--- BEGIN EXCERPTED RECORDS ---
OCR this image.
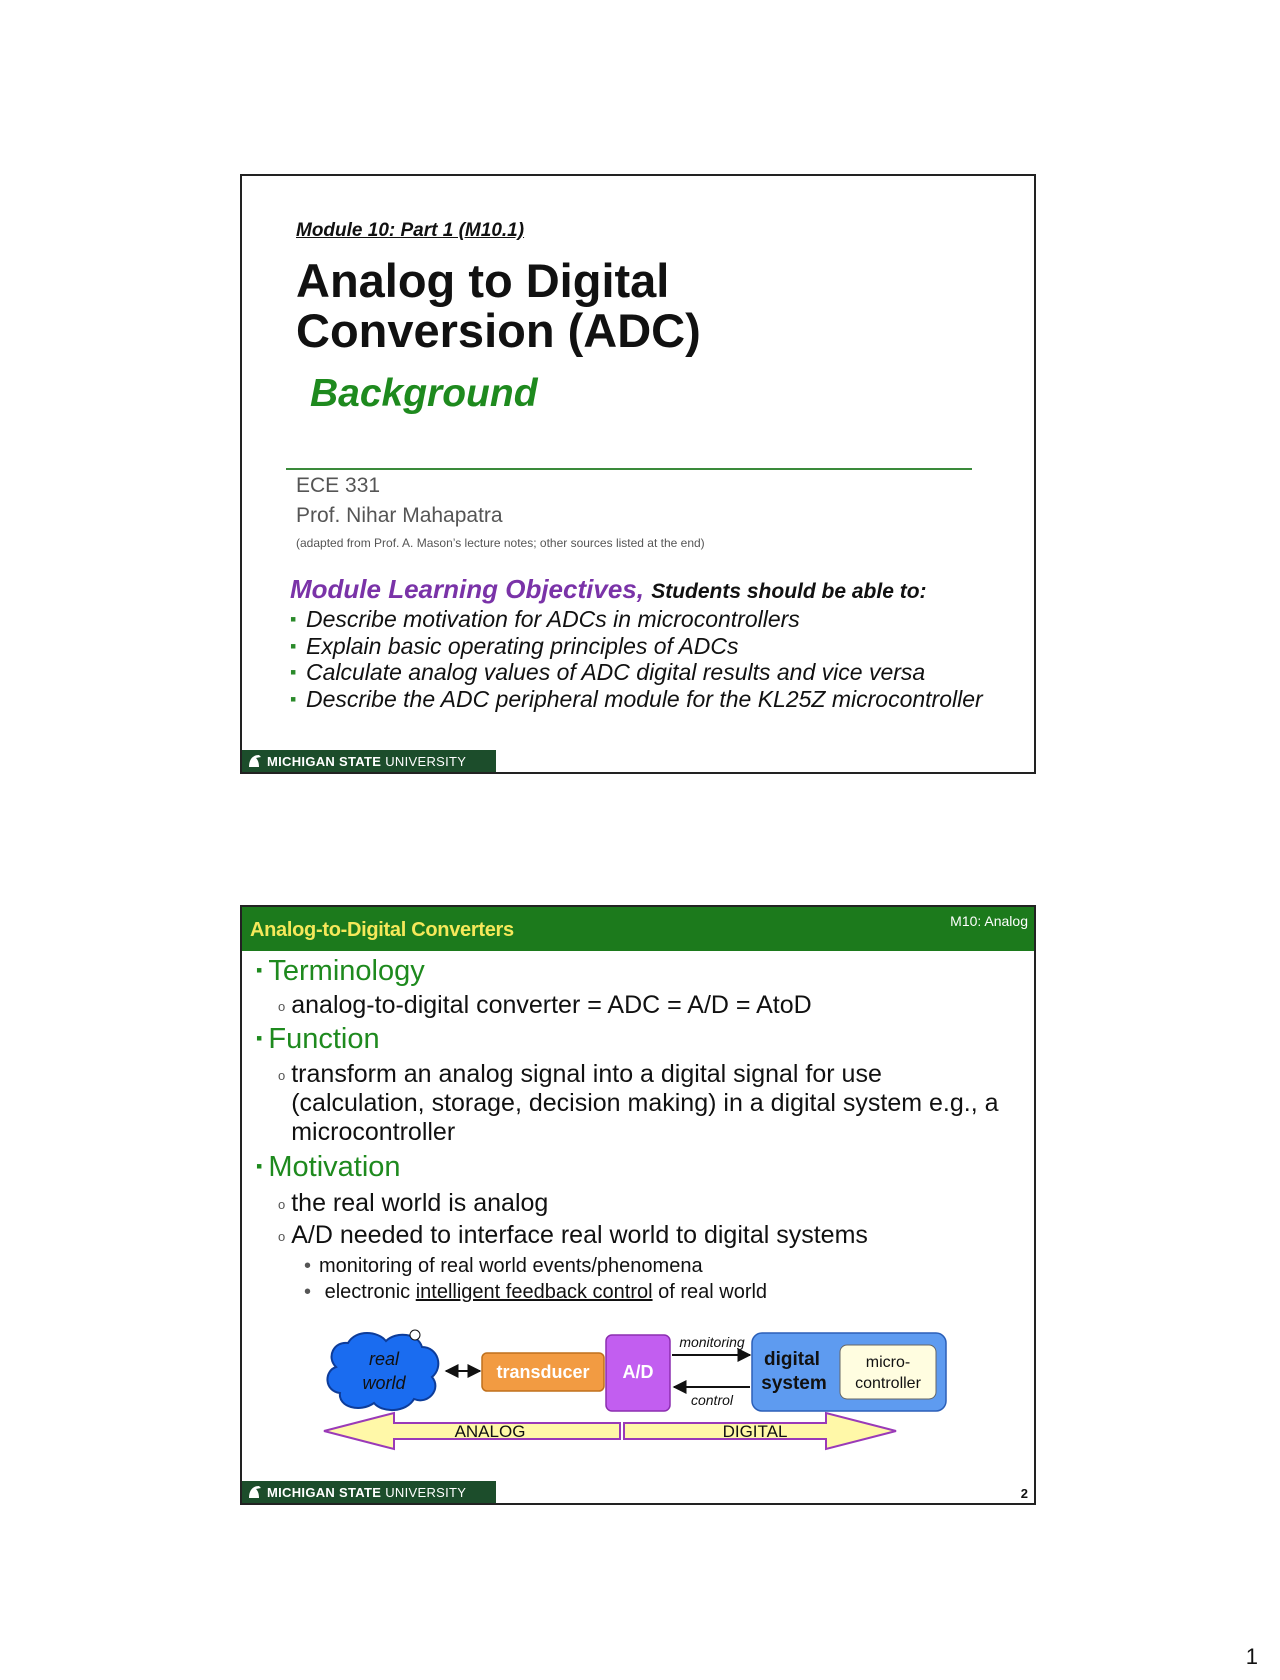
Module 10: Part 1 (M10.1)
Analog to Digital
Conversion (ADC)
Background
ECE 331
Prof. Nihar Mahapatra
(adapted from Prof. A. Mason’s lecture notes; other sources listed at the end)
Module Learning Objectives, Students should be able to:
▪ Describe motivation for ADCs in microcontrollers
▪ Explain basic operating principles of ADCs
▪ Calculate analog values of ADC digital results and vice versa
▪ Describe the ADC peripheral module for the KL25Z microcontroller
MICHIGAN STATE UNIVERSITY
Analog-to-Digital Converters	M10: Analog
▪ Terminology
o analog-to-digital converter = ADC = A/D = AtoD
▪ Function
o transform an analog signal into a digital signal for use (calculation, storage, decision making) in a digital system e.g., a microcontroller
▪ Motivation
o the real world is analog
o A/D needed to interface real world to digital systems
• monitoring of real world events/phenomena
• electronic intelligent feedback control of real world
ANALOG	DIGITAL
real
world
transducer A/D
monitoring
control
digital
system
micro-
controller
2
MICHIGAN STATE UNIVERSITY
1
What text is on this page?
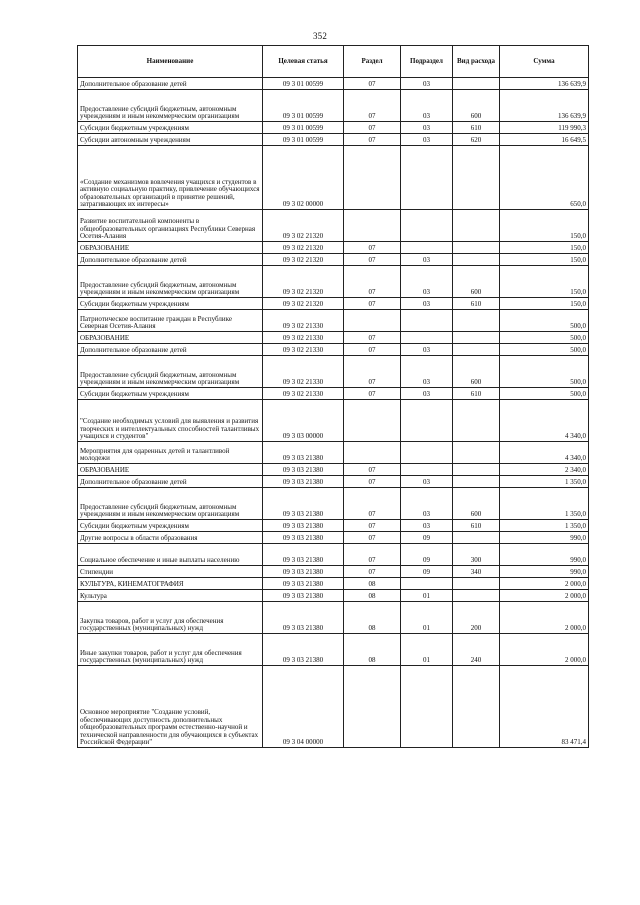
352
Наименование	Целевая статья	Раздел	Подраздел	Вид расхода	Сумма
Дополнительное образование детей	09 3 01 00599	07	03		136 639,9
Предоставление субсидий бюджетным, автономным учреждениям и иным некоммерческим организациям	09 3 01 00599	07	03	600	136 639,9
Субсидии бюджетным учреждениям	09 3 01 00599	07	03	610	119 990,3
Субсидии автономным учреждениям	09 3 01 00599	07	03	620	16 649,5
«Создание механизмов вовлечения учащихся и студентов в активную социальную практику, привлечение обучающихся образовательных организаций в принятие решений, затрагивающих их интересы»	09 3 02 00000				650,0
Развитие воспитательной компоненты в общеобразовательных организациях Республики Северная Осетия-Алания	09 3 02 21320				150,0
ОБРАЗОВАНИЕ	09 3 02 21320	07			150,0
Дополнительное образование детей	09 3 02 21320	07	03		150,0
Предоставление субсидий бюджетным, автономным учреждениям и иным некоммерческим организациям	09 3 02 21320	07	03	600	150,0
Субсидии бюджетным учреждениям	09 3 02 21320	07	03	610	150,0
Патриотическое воспитание граждан в Республике Северная Осетия-Алания	09 3 02 21330				500,0
ОБРАЗОВАНИЕ	09 3 02 21330	07			500,0
Дополнительное образование детей	09 3 02 21330	07	03		500,0
Предоставление субсидий бюджетным, автономным учреждениям и иным некоммерческим организациям	09 3 02 21330	07	03	600	500,0
Субсидии бюджетным учреждениям	09 3 02 21330	07	03	610	500,0
"Создание необходимых условий для выявления и развития творческих и интеллектуальных способностей талантливых учащихся и студентов"	09 3 03 00000				4 340,0
Мероприятия для одаренных детей и талантливой молодежи	09 3 03 21380				4 340,0
ОБРАЗОВАНИЕ	09 3 03 21380	07			2 340,0
Дополнительное образование детей	09 3 03 21380	07	03		1 350,0
Предоставление субсидий бюджетным, автономным учреждениям и иным некоммерческим организациям	09 3 03 21380	07	03	600	1 350,0
Субсидии бюджетным учреждениям	09 3 03 21380	07	03	610	1 350,0
Другие вопросы в области образования	09 3 03 21380	07	09		990,0
Социальное обеспечение и иные выплаты населению	09 3 03 21380	07	09	300	990,0
Стипендии	09 3 03 21380	07	09	340	990,0
КУЛЬТУРА, КИНЕМАТОГРАФИЯ	09 3 03 21380	08			2 000,0
Культура	09 3 03 21380	08	01		2 000,0
Закупка товаров, работ и услуг для обеспечения государственных (муниципальных) нужд	09 3 03 21380	08	01	200	2 000,0
Иные закупки товаров, работ и услуг для обеспечения государственных (муниципальных) нужд	09 3 03 21380	08	01	240	2 000,0
Основное мероприятие "Создание условий, обеспечивающих доступность дополнительных общеобразовательных программ естественно-научной и технической направленности для обучающихся в субъектах Российской Федерации"	09 3 04 00000				83 471,4
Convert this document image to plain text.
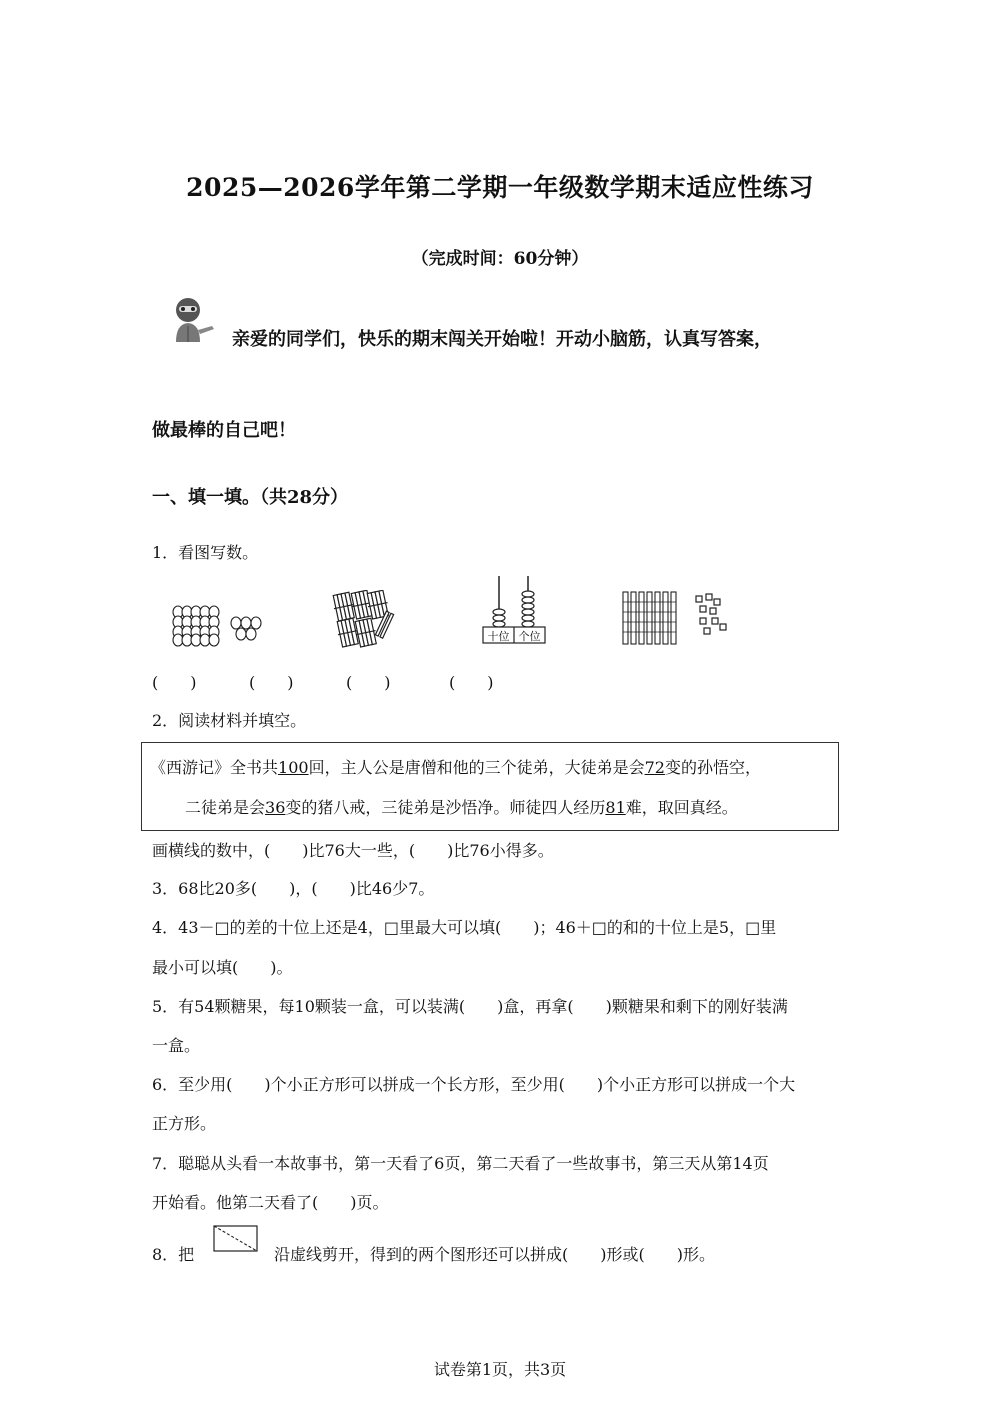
2025—2026学年第二学期一年级数学期末适应性练习
（完成时间：60分钟）
亲爱的同学们，快乐的期末闯关开始啦！开动小脑筋，认真写答案，
做最棒的自己吧！
一、填一填。（共28分）
1．看图写数。
十位 个位
(　　)	(　　)	(　　)	(　　)
2．阅读材料并填空。
《西游记》全书共100回，主人公是唐僧和他的三个徒弟，大徒弟是会72变的孙悟空，
二徒弟是会36变的猪八戒，三徒弟是沙悟净。师徒四人经历81难，取回真经。
画横线的数中，(　　)比76大一些，(　　)比76小得多。
3．68比20多(　　)，(　　)比46少7。
4．43－□的差的十位上还是4，□里最大可以填(　　)；46＋□的和的十位上是5，□里
最小可以填(　　)。
5．有54颗糖果，每10颗装一盒，可以装满(　　)盒，再拿(　　)颗糖果和剩下的刚好装满
一盒。
6．至少用(　　)个小正方形可以拼成一个长方形，至少用(　　)个小正方形可以拼成一个大
正方形。
7．聪聪从头看一本故事书，第一天看了6页，第二天看了一些故事书，第三天从第14页
开始看。他第二天看了(　　)页。
8．把	沿虚线剪开，得到的两个图形还可以拼成(　　)形或(　　)形。
试卷第1页，共3页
--- END EXCERPTED RECORDS ---
REQUIRED TASK
The records above should be reproduced exactly, with no pictures included.

ANSWER TO THE PROBLEM
OCR this image.
Module 10: Part 1 (M10.1)
Analog to Digital
Conversion (ADC)
Background
ECE 331
Prof. Nihar Mahapatra
(adapted from Prof. A. Mason’s lecture notes; other sources listed at the end)
Module Learning Objectives, Students should be able to:
▪ Describe motivation for ADCs in microcontrollers
▪ Explain basic operating principles of ADCs
▪ Calculate analog values of ADC digital results and vice versa
▪ Describe the ADC peripheral module for the KL25Z microcontroller
MICHIGAN STATE UNIVERSITY
Analog-to-Digital Converters	M10: Analog
▪ Terminology
o analog-to-digital converter = ADC = A/D = AtoD
▪ Function
o transform an analog signal into a digital signal for use (calculation, storage, decision making) in a digital system e.g., a microcontroller
▪ Motivation
o the real world is analog
o A/D needed to interface real world to digital systems
• monitoring of real world events/phenomena
• electronic intelligent feedback control of real world
ANALOG	DIGITAL
real
world
transducer A/D
monitoring
control
digital
system
micro-
controller
2
MICHIGAN STATE UNIVERSITY
1
What text is on this page?
352
Наименование	Целевая статья	Раздел	Подраздел	Вид расхода	Сумма
Дополнительное образование детей	09 3 01 00599	07	03		136 639,9
Предоставление субсидий бюджетным, автономным учреждениям и иным некоммерческим организациям	09 3 01 00599	07	03	600	136 639,9
Субсидии бюджетным учреждениям	09 3 01 00599	07	03	610	119 990,3
Субсидии автономным учреждениям	09 3 01 00599	07	03	620	16 649,5
«Создание механизмов вовлечения учащихся и студентов в активную социальную практику, привлечение обучающихся образовательных организаций в принятие решений, затрагивающих их интересы»	09 3 02 00000				650,0
Развитие воспитательной компоненты в общеобразовательных организациях Республики Северная Осетия-Алания	09 3 02 21320				150,0
ОБРАЗОВАНИЕ	09 3 02 21320	07			150,0
Дополнительное образование детей	09 3 02 21320	07	03		150,0
Предоставление субсидий бюджетным, автономным учреждениям и иным некоммерческим организациям	09 3 02 21320	07	03	600	150,0
Субсидии бюджетным учреждениям	09 3 02 21320	07	03	610	150,0
Патриотическое воспитание граждан в Республике Северная Осетия-Алания	09 3 02 21330				500,0
ОБРАЗОВАНИЕ	09 3 02 21330	07			500,0
Дополнительное образование детей	09 3 02 21330	07	03		500,0
Предоставление субсидий бюджетным, автономным учреждениям и иным некоммерческим организациям	09 3 02 21330	07	03	600	500,0
Субсидии бюджетным учреждениям	09 3 02 21330	07	03	610	500,0
"Создание необходимых условий для выявления и развития творческих и интеллектуальных способностей талантливых учащихся и студентов"	09 3 03 00000				4 340,0
Мероприятия для одаренных детей и талантливой молодежи	09 3 03 21380				4 340,0
ОБРАЗОВАНИЕ	09 3 03 21380	07			2 340,0
Дополнительное образование детей	09 3 03 21380	07	03		1 350,0
Предоставление субсидий бюджетным, автономным учреждениям и иным некоммерческим организациям	09 3 03 21380	07	03	600	1 350,0
Субсидии бюджетным учреждениям	09 3 03 21380	07	03	610	1 350,0
Другие вопросы в области образования	09 3 03 21380	07	09		990,0
Социальное обеспечение и иные выплаты населению	09 3 03 21380	07	09	300	990,0
Стипендии	09 3 03 21380	07	09	340	990,0
КУЛЬТУРА, КИНЕМАТОГРАФИЯ	09 3 03 21380	08			2 000,0
Культура	09 3 03 21380	08	01		2 000,0
Закупка товаров, работ и услуг для обеспечения государственных (муниципальных) нужд	09 3 03 21380	08	01	200	2 000,0
Иные закупки товаров, работ и услуг для обеспечения государственных (муниципальных) нужд	09 3 03 21380	08	01	240	2 000,0
Основное мероприятие "Создание условий, обеспечивающих доступность дополнительных общеобразовательных программ естественно-научной и технической направленности для обучающихся в субъектах Российской Федерации"	09 3 04 00000				83 471,4
Convert this document image to plain text.
2025—2026学年第二学期一年级数学期末适应性练习
（完成时间：60分钟）
亲爱的同学们，快乐的期末闯关开始啦！开动小脑筋，认真写答案，
做最棒的自己吧！
一、填一填。（共28分）
1．看图写数。
十位 个位
(　　)	(　　)	(　　)	(　　)
2．阅读材料并填空。
《西游记》全书共100回，主人公是唐僧和他的三个徒弟，大徒弟是会72变的孙悟空，
二徒弟是会36变的猪八戒，三徒弟是沙悟净。师徒四人经历81难，取回真经。
画横线的数中，(　　)比76大一些，(　　)比76小得多。
3．68比20多(　　)，(　　)比46少7。
4．43－□的差的十位上还是4，□里最大可以填(　　)；46＋□的和的十位上是5，□里
最小可以填(　　)。
5．有54颗糖果，每10颗装一盒，可以装满(　　)盒，再拿(　　)颗糖果和剩下的刚好装满
一盒。
6．至少用(　　)个小正方形可以拼成一个长方形，至少用(　　)个小正方形可以拼成一个大
正方形。
7．聪聪从头看一本故事书，第一天看了6页，第二天看了一些故事书，第三天从第14页
开始看。他第二天看了(　　)页。
8．把	沿虚线剪开，得到的两个图形还可以拼成(　　)形或(　　)形。
试卷第1页，共3页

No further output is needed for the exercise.